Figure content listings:
--------
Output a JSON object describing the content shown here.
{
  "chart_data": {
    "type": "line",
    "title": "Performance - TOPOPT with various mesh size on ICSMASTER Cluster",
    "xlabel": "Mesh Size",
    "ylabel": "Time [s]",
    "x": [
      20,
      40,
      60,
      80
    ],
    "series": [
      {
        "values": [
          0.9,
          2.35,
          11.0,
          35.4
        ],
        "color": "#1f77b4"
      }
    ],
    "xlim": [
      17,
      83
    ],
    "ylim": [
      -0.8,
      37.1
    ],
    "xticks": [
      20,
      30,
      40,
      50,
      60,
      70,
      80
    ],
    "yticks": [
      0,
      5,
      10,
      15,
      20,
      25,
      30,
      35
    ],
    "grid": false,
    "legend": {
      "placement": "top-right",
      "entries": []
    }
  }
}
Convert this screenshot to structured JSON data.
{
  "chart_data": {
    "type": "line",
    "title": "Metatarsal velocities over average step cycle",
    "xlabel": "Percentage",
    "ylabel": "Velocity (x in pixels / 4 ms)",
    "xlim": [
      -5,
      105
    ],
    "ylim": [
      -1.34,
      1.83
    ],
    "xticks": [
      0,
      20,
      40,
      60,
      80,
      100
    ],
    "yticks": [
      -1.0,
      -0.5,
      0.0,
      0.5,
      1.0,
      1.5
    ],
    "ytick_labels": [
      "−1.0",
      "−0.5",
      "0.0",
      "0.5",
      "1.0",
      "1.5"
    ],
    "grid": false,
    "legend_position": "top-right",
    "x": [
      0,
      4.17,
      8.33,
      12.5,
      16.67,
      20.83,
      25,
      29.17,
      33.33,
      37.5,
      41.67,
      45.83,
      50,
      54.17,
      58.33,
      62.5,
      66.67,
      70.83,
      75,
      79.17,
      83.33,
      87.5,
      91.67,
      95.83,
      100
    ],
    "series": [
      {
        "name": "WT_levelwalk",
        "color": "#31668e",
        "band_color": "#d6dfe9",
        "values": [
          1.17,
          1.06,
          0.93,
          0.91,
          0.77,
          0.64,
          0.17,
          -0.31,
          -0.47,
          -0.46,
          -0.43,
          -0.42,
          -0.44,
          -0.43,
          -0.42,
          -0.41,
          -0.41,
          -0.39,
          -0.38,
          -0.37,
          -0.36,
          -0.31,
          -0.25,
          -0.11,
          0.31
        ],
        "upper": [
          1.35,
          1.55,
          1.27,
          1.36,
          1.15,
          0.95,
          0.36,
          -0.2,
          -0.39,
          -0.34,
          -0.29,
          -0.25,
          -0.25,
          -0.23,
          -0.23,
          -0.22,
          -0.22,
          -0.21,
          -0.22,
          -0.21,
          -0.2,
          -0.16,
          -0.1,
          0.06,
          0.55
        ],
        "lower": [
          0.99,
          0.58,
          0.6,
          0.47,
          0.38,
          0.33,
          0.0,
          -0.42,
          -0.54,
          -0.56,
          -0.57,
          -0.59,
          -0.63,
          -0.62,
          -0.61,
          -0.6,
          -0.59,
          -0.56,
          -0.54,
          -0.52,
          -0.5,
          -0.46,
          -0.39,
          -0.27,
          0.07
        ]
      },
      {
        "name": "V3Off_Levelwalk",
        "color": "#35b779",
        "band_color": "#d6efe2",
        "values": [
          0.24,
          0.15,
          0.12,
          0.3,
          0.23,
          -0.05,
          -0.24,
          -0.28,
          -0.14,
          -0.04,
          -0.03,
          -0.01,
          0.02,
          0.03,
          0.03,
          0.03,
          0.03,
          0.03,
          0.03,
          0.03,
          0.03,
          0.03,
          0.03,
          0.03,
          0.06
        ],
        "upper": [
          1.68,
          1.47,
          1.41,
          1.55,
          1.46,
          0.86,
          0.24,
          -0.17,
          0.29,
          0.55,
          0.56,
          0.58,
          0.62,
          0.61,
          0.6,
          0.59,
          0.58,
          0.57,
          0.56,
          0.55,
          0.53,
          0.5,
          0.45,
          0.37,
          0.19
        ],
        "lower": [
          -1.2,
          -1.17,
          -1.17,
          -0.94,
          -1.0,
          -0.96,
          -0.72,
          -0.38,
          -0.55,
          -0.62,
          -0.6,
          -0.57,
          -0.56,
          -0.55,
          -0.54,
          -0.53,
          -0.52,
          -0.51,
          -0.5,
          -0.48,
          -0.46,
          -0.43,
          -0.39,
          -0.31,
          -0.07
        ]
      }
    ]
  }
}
--------
* Your instructions *
All lines above containing the string "name" are to be collected.

* Solution *
        "name": "WT_levelwalk",
        "name": "V3Off_Levelwalk",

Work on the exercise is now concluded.